=== Prompt ===
Report how many lines contain "name", with no other words.

=== Exercise inputs ===

────────────────────

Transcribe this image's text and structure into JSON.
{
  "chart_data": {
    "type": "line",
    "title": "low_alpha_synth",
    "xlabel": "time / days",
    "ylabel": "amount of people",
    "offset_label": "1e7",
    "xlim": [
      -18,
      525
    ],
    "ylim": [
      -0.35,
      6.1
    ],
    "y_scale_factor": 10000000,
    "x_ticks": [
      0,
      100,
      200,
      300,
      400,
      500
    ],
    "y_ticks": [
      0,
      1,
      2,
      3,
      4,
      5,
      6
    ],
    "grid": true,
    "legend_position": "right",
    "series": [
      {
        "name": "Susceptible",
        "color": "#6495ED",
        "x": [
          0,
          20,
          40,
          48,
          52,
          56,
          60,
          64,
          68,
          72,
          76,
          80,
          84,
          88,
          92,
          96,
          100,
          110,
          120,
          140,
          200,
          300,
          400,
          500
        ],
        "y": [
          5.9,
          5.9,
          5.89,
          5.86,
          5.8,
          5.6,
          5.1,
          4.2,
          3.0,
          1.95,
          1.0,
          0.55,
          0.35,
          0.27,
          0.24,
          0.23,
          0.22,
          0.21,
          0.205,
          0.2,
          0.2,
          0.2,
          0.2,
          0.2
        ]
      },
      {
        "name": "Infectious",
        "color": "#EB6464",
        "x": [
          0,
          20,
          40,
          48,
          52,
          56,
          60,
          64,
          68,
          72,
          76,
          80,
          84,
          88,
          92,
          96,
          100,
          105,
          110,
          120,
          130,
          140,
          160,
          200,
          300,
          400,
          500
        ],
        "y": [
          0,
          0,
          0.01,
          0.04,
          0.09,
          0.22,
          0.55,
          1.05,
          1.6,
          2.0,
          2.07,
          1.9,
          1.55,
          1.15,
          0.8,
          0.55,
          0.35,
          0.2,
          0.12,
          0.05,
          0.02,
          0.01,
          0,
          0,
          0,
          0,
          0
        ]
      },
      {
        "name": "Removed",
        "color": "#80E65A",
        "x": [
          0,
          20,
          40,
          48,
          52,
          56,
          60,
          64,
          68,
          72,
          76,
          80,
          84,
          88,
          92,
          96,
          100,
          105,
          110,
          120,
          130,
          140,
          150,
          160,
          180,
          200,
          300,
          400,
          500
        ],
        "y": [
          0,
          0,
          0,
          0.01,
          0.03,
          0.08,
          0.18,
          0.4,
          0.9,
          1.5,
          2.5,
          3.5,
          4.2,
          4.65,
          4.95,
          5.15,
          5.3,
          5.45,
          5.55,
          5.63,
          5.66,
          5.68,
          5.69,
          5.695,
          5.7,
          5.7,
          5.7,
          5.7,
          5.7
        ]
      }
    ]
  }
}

────────────────────

=== Response ===
3